— AIM OF THE TASK —
Copy out the lines that have "Белов" in them.

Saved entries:
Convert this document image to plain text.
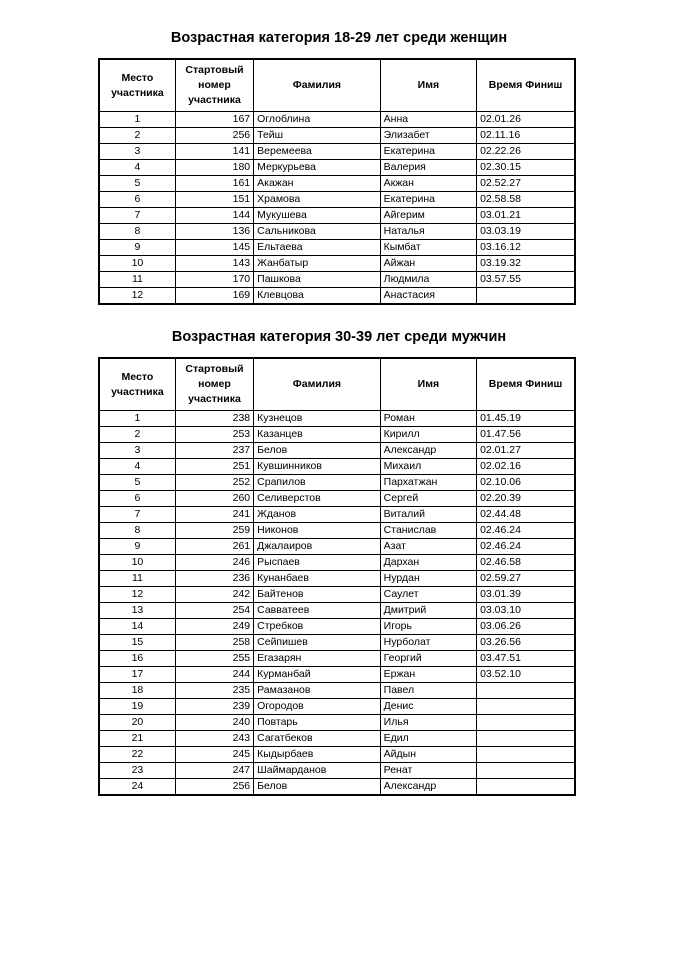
Возрастная категория 18-29 лет среди женщин
Место участника	Стартовый номер участника	Фамилия	Имя	Время Финиш
1	167	Оглоблина	Анна	02.01.26
2	256	Тейш	Элизабет	02.11.16
3	141	Веремеева	Екатерина	02.22.26
4	180	Меркурьева	Валерия	02.30.15
5	161	Акажан	Акжан	02.52.27
6	151	Храмова	Екатерина	02.58.58
7	144	Мукушева	Айгерим	03.01.21
8	136	Сальникова	Наталья	03.03.19
9	145	Ельтаева	Кымбат	03.16.12
10	143	Жанбатыр	Айжан	03.19.32
11	170	Пашкова	Людмила	03.57.55
12	169	Клевцова	Анастасия	
Возрастная категория 30-39 лет среди мужчин
Место участника	Стартовый номер участника	Фамилия	Имя	Время Финиш
1	238	Кузнецов	Роман	01.45.19
2	253	Казанцев	Кирилл	01.47.56
3	237	Белов	Александр	02.01.27
4	251	Кувшинников	Михаил	02.02.16
5	252	Срапилов	Пархатжан	02.10.06
6	260	Селиверстов	Сергей	02.20.39
7	241	Жданов	Виталий	02.44.48
8	259	Никонов	Станислав	02.46.24
9	261	Джалаиров	Азат	02.46.24
10	246	Рыспаев	Дархан	02.46.58
11	236	Кунанбаев	Нурдан	02.59.27
12	242	Байтенов	Саулет	03.01.39
13	254	Савватеев	Дмитрий	03.03.10
14	249	Стребков	Игорь	03.06.26
15	258	Сейпишев	Нурболат	03.26.56
16	255	Егазарян	Георгий	03.47.51
17	244	Курманбай	Ержан	03.52.10
18	235	Рамазанов	Павел	
19	239	Огородов	Денис	
20	240	Повтарь	Илья	
21	243	Сагатбеков	Едил	
22	245	Кыдырбаев	Айдын	
23	247	Шаймарданов	Ренат	
24	256	Белов	Александр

— CORRECT OUTPUT —
3	237	Белов	Александр	02.01.27
24	256	Белов	Александр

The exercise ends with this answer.